**Exercise requirements**
Search the listing below for the string "header" and copy every line where it occurs.

───── Dataset ─────

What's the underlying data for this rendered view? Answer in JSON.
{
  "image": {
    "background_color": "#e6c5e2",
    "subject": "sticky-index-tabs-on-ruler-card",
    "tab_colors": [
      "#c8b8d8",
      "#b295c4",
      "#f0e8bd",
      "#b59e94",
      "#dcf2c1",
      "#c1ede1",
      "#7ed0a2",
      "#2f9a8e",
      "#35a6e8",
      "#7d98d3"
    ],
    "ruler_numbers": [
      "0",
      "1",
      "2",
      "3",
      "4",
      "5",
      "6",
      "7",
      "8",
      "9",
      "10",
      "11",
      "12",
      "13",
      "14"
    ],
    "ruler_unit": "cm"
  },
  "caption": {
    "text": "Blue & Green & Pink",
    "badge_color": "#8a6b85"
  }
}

─────
───── Dataset ─────

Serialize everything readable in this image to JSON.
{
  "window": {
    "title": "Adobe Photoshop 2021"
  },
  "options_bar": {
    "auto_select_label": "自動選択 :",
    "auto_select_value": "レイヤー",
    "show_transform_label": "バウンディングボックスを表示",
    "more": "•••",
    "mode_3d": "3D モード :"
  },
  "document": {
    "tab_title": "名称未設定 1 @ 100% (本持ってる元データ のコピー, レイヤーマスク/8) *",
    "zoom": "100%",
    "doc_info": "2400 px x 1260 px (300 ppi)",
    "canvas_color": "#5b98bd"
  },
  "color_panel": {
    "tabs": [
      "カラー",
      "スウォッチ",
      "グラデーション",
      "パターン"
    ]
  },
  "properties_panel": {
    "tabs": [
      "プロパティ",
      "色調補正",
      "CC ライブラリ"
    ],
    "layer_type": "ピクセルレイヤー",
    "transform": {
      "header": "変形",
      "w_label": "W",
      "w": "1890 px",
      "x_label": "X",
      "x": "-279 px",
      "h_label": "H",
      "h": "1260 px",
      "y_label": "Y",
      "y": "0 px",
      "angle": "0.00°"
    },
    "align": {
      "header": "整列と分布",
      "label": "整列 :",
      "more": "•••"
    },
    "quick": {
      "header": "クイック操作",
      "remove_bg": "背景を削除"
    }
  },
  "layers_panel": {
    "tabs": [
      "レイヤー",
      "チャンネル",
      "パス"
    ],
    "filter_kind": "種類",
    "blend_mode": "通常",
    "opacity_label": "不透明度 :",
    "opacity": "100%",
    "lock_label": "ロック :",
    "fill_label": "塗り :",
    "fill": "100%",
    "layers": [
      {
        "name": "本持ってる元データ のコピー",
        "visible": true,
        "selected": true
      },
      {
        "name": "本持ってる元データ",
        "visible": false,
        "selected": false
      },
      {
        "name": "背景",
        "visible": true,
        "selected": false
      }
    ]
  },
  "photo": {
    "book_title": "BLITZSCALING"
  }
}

─────

**Final answer**
      "header": "変形",
      "header": "整列と分布",
      "header": "クイック操作",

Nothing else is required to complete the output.